» **WORK REQUIRED**: Omit the pictures from the entries below and retype everything else exactly.

---*---

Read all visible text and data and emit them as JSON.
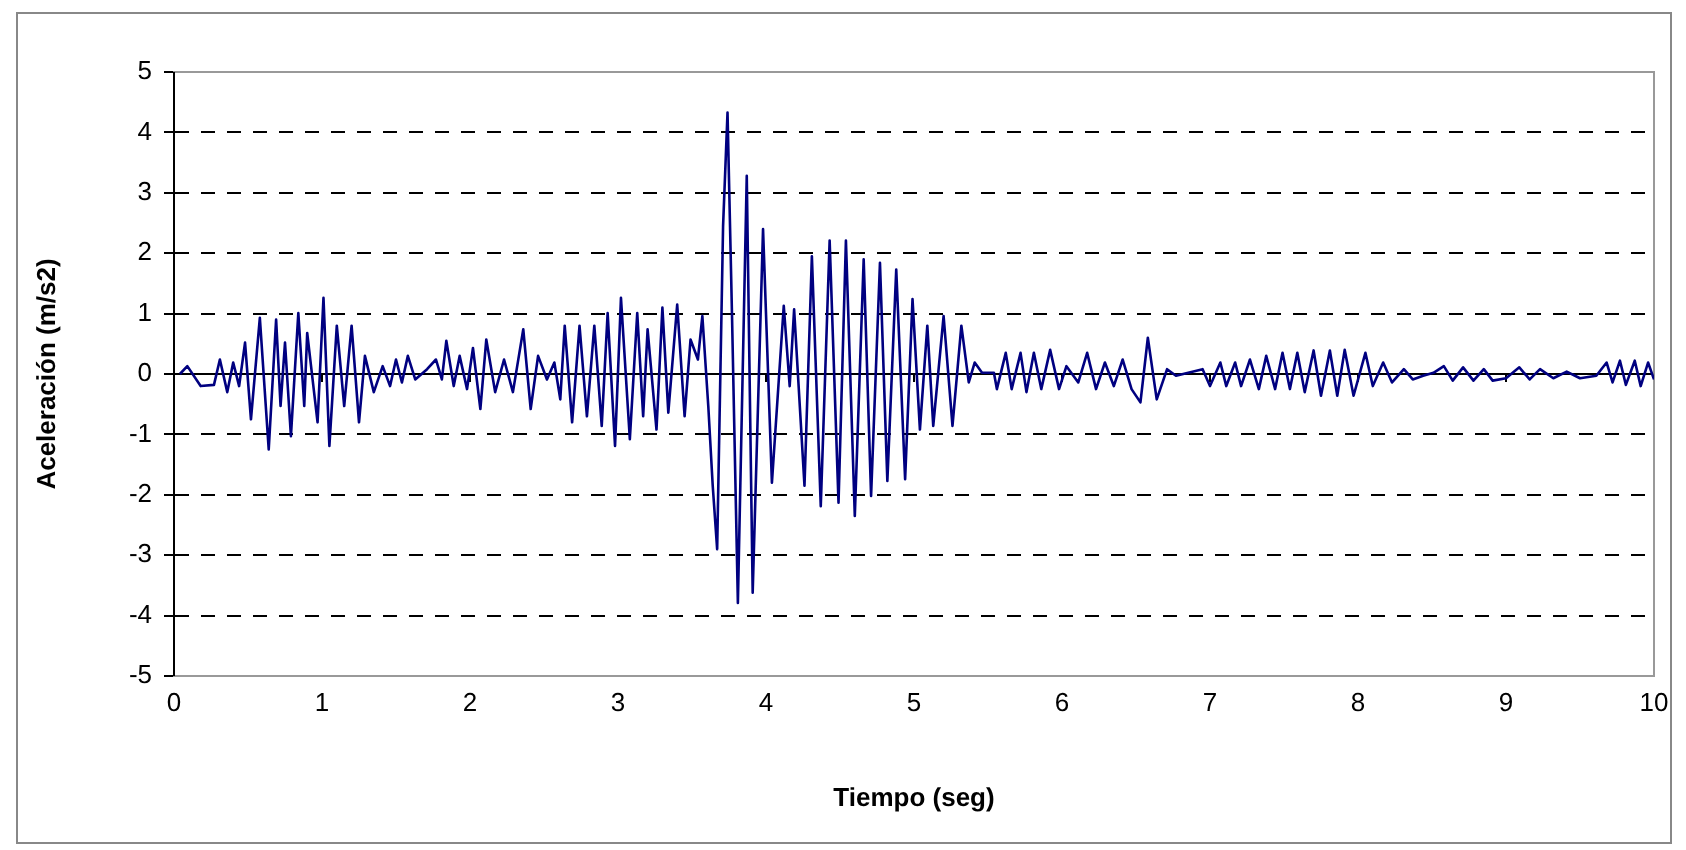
{
  "chart_data": {
    "type": "line",
    "xlabel": "Tiempo (seg)",
    "ylabel": "Aceleración (m/s2)",
    "xlim": [
      0,
      10
    ],
    "xticks": [
      0,
      1,
      2,
      3,
      4,
      5,
      6,
      7,
      8,
      9,
      10
    ],
    "ylim": [
      -5,
      5
    ],
    "yticks": [
      -5,
      -4,
      -3,
      -2,
      -1,
      0,
      1,
      2,
      3,
      4,
      5
    ],
    "grid": "y",
    "legend": false,
    "marker": "none",
    "line_style": "solid",
    "series": [
      {
        "color": "#000080",
        "x": [
          0.04,
          0.09,
          0.18,
          0.27,
          0.31,
          0.36,
          0.4,
          0.44,
          0.48,
          0.52,
          0.58,
          0.64,
          0.69,
          0.72,
          0.75,
          0.79,
          0.84,
          0.88,
          0.9,
          0.97,
          1.01,
          1.05,
          1.1,
          1.15,
          1.2,
          1.25,
          1.29,
          1.35,
          1.41,
          1.46,
          1.5,
          1.54,
          1.58,
          1.63,
          1.71,
          1.77,
          1.81,
          1.84,
          1.89,
          1.93,
          1.98,
          2.02,
          2.07,
          2.11,
          2.17,
          2.23,
          2.29,
          2.36,
          2.41,
          2.46,
          2.52,
          2.57,
          2.61,
          2.64,
          2.69,
          2.74,
          2.79,
          2.84,
          2.89,
          2.93,
          2.98,
          3.02,
          3.08,
          3.13,
          3.17,
          3.2,
          3.26,
          3.3,
          3.34,
          3.4,
          3.45,
          3.49,
          3.54,
          3.57,
          3.61,
          3.64,
          3.67,
          3.71,
          3.74,
          3.77,
          3.81,
          3.87,
          3.91,
          3.98,
          4.04,
          4.12,
          4.16,
          4.19,
          4.26,
          4.31,
          4.37,
          4.43,
          4.49,
          4.54,
          4.6,
          4.66,
          4.71,
          4.77,
          4.82,
          4.88,
          4.94,
          4.99,
          5.04,
          5.09,
          5.13,
          5.2,
          5.26,
          5.32,
          5.37,
          5.41,
          5.46,
          5.54,
          5.56,
          5.62,
          5.66,
          5.72,
          5.76,
          5.81,
          5.86,
          5.92,
          5.98,
          6.03,
          6.11,
          6.17,
          6.23,
          6.29,
          6.35,
          6.41,
          6.47,
          6.53,
          6.58,
          6.64,
          6.71,
          6.77,
          6.95,
          7.0,
          7.07,
          7.11,
          7.17,
          7.21,
          7.27,
          7.33,
          7.38,
          7.44,
          7.49,
          7.54,
          7.59,
          7.64,
          7.7,
          7.75,
          7.81,
          7.86,
          7.91,
          7.97,
          8.05,
          8.1,
          8.17,
          8.23,
          8.31,
          8.37,
          8.44,
          8.51,
          8.58,
          8.64,
          8.71,
          8.78,
          8.85,
          8.91,
          9.0,
          9.09,
          9.16,
          9.23,
          9.32,
          9.41,
          9.5,
          9.61,
          9.68,
          9.72,
          9.77,
          9.81,
          9.87,
          9.91,
          9.96,
          10
        ],
        "values": [
          0,
          0.13,
          -0.2,
          -0.18,
          0.24,
          -0.3,
          0.19,
          -0.2,
          0.52,
          -0.75,
          0.93,
          -1.25,
          0.9,
          -0.53,
          0.52,
          -1.03,
          1.01,
          -0.53,
          0.68,
          -0.8,
          1.26,
          -1.19,
          0.8,
          -0.53,
          0.8,
          -0.8,
          0.3,
          -0.3,
          0.13,
          -0.2,
          0.24,
          -0.14,
          0.3,
          -0.09,
          0.08,
          0.24,
          -0.09,
          0.55,
          -0.2,
          0.3,
          -0.25,
          0.43,
          -0.58,
          0.57,
          -0.3,
          0.24,
          -0.3,
          0.74,
          -0.58,
          0.3,
          -0.09,
          0.19,
          -0.42,
          0.8,
          -0.8,
          0.8,
          -0.7,
          0.8,
          -0.86,
          1.01,
          -1.19,
          1.26,
          -1.08,
          1.01,
          -0.7,
          0.74,
          -0.92,
          1.1,
          -0.64,
          1.15,
          -0.7,
          0.57,
          0.24,
          0.96,
          -0.53,
          -1.85,
          -2.9,
          2.45,
          4.33,
          1.01,
          -3.79,
          3.28,
          -3.62,
          2.4,
          -1.8,
          1.13,
          -0.2,
          1.07,
          -1.85,
          1.95,
          -2.19,
          2.21,
          -2.13,
          2.21,
          -2.35,
          1.9,
          -2.02,
          1.84,
          -1.77,
          1.73,
          -1.74,
          1.24,
          -0.92,
          0.8,
          -0.86,
          0.96,
          -0.86,
          0.8,
          -0.14,
          0.19,
          0.02,
          0.02,
          -0.25,
          0.35,
          -0.25,
          0.35,
          -0.3,
          0.35,
          -0.25,
          0.4,
          -0.25,
          0.13,
          -0.14,
          0.35,
          -0.25,
          0.19,
          -0.2,
          0.24,
          -0.25,
          -0.47,
          0.6,
          -0.42,
          0.08,
          -0.03,
          0.08,
          -0.2,
          0.19,
          -0.2,
          0.19,
          -0.2,
          0.24,
          -0.25,
          0.3,
          -0.25,
          0.35,
          -0.25,
          0.35,
          -0.3,
          0.39,
          -0.36,
          0.39,
          -0.36,
          0.4,
          -0.36,
          0.35,
          -0.2,
          0.19,
          -0.14,
          0.08,
          -0.09,
          -0.03,
          0.02,
          0.13,
          -0.11,
          0.11,
          -0.11,
          0.08,
          -0.11,
          -0.07,
          0.11,
          -0.09,
          0.08,
          -0.07,
          0.04,
          -0.07,
          -0.03,
          0.19,
          -0.14,
          0.22,
          -0.18,
          0.22,
          -0.2,
          0.19,
          -0.09
        ]
      }
    ]
  }
}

---*---

» **ANSWER**:
Read all visible text and data and emit them as JSON.
{
  "chart_data": {
    "type": "line",
    "xlabel": "Tiempo (seg)",
    "ylabel": "Aceleración (m/s2)",
    "xlim": [
      0,
      10
    ],
    "xticks": [
      0,
      1,
      2,
      3,
      4,
      5,
      6,
      7,
      8,
      9,
      10
    ],
    "ylim": [
      -5,
      5
    ],
    "yticks": [
      -5,
      -4,
      -3,
      -2,
      -1,
      0,
      1,
      2,
      3,
      4,
      5
    ],
    "grid": "y",
    "legend": false,
    "marker": "none",
    "line_style": "solid",
    "series": [
      {
        "color": "#000080",
        "x": [
          0.04,
          0.09,
          0.18,
          0.27,
          0.31,
          0.36,
          0.4,
          0.44,
          0.48,
          0.52,
          0.58,
          0.64,
          0.69,
          0.72,
          0.75,
          0.79,
          0.84,
          0.88,
          0.9,
          0.97,
          1.01,
          1.05,
          1.1,
          1.15,
          1.2,
          1.25,
          1.29,
          1.35,
          1.41,
          1.46,
          1.5,
          1.54,
          1.58,
          1.63,
          1.71,
          1.77,
          1.81,
          1.84,
          1.89,
          1.93,
          1.98,
          2.02,
          2.07,
          2.11,
          2.17,
          2.23,
          2.29,
          2.36,
          2.41,
          2.46,
          2.52,
          2.57,
          2.61,
          2.64,
          2.69,
          2.74,
          2.79,
          2.84,
          2.89,
          2.93,
          2.98,
          3.02,
          3.08,
          3.13,
          3.17,
          3.2,
          3.26,
          3.3,
          3.34,
          3.4,
          3.45,
          3.49,
          3.54,
          3.57,
          3.61,
          3.64,
          3.67,
          3.71,
          3.74,
          3.77,
          3.81,
          3.87,
          3.91,
          3.98,
          4.04,
          4.12,
          4.16,
          4.19,
          4.26,
          4.31,
          4.37,
          4.43,
          4.49,
          4.54,
          4.6,
          4.66,
          4.71,
          4.77,
          4.82,
          4.88,
          4.94,
          4.99,
          5.04,
          5.09,
          5.13,
          5.2,
          5.26,
          5.32,
          5.37,
          5.41,
          5.46,
          5.54,
          5.56,
          5.62,
          5.66,
          5.72,
          5.76,
          5.81,
          5.86,
          5.92,
          5.98,
          6.03,
          6.11,
          6.17,
          6.23,
          6.29,
          6.35,
          6.41,
          6.47,
          6.53,
          6.58,
          6.64,
          6.71,
          6.77,
          6.95,
          7.0,
          7.07,
          7.11,
          7.17,
          7.21,
          7.27,
          7.33,
          7.38,
          7.44,
          7.49,
          7.54,
          7.59,
          7.64,
          7.7,
          7.75,
          7.81,
          7.86,
          7.91,
          7.97,
          8.05,
          8.1,
          8.17,
          8.23,
          8.31,
          8.37,
          8.44,
          8.51,
          8.58,
          8.64,
          8.71,
          8.78,
          8.85,
          8.91,
          9.0,
          9.09,
          9.16,
          9.23,
          9.32,
          9.41,
          9.5,
          9.61,
          9.68,
          9.72,
          9.77,
          9.81,
          9.87,
          9.91,
          9.96,
          10
        ],
        "values": [
          0,
          0.13,
          -0.2,
          -0.18,
          0.24,
          -0.3,
          0.19,
          -0.2,
          0.52,
          -0.75,
          0.93,
          -1.25,
          0.9,
          -0.53,
          0.52,
          -1.03,
          1.01,
          -0.53,
          0.68,
          -0.8,
          1.26,
          -1.19,
          0.8,
          -0.53,
          0.8,
          -0.8,
          0.3,
          -0.3,
          0.13,
          -0.2,
          0.24,
          -0.14,
          0.3,
          -0.09,
          0.08,
          0.24,
          -0.09,
          0.55,
          -0.2,
          0.3,
          -0.25,
          0.43,
          -0.58,
          0.57,
          -0.3,
          0.24,
          -0.3,
          0.74,
          -0.58,
          0.3,
          -0.09,
          0.19,
          -0.42,
          0.8,
          -0.8,
          0.8,
          -0.7,
          0.8,
          -0.86,
          1.01,
          -1.19,
          1.26,
          -1.08,
          1.01,
          -0.7,
          0.74,
          -0.92,
          1.1,
          -0.64,
          1.15,
          -0.7,
          0.57,
          0.24,
          0.96,
          -0.53,
          -1.85,
          -2.9,
          2.45,
          4.33,
          1.01,
          -3.79,
          3.28,
          -3.62,
          2.4,
          -1.8,
          1.13,
          -0.2,
          1.07,
          -1.85,
          1.95,
          -2.19,
          2.21,
          -2.13,
          2.21,
          -2.35,
          1.9,
          -2.02,
          1.84,
          -1.77,
          1.73,
          -1.74,
          1.24,
          -0.92,
          0.8,
          -0.86,
          0.96,
          -0.86,
          0.8,
          -0.14,
          0.19,
          0.02,
          0.02,
          -0.25,
          0.35,
          -0.25,
          0.35,
          -0.3,
          0.35,
          -0.25,
          0.4,
          -0.25,
          0.13,
          -0.14,
          0.35,
          -0.25,
          0.19,
          -0.2,
          0.24,
          -0.25,
          -0.47,
          0.6,
          -0.42,
          0.08,
          -0.03,
          0.08,
          -0.2,
          0.19,
          -0.2,
          0.19,
          -0.2,
          0.24,
          -0.25,
          0.3,
          -0.25,
          0.35,
          -0.25,
          0.35,
          -0.3,
          0.39,
          -0.36,
          0.39,
          -0.36,
          0.4,
          -0.36,
          0.35,
          -0.2,
          0.19,
          -0.14,
          0.08,
          -0.09,
          -0.03,
          0.02,
          0.13,
          -0.11,
          0.11,
          -0.11,
          0.08,
          -0.11,
          -0.07,
          0.11,
          -0.09,
          0.08,
          -0.07,
          0.04,
          -0.07,
          -0.03,
          0.19,
          -0.14,
          0.22,
          -0.18,
          0.22,
          -0.2,
          0.19,
          -0.09
        ]
      }
    ]
  }
}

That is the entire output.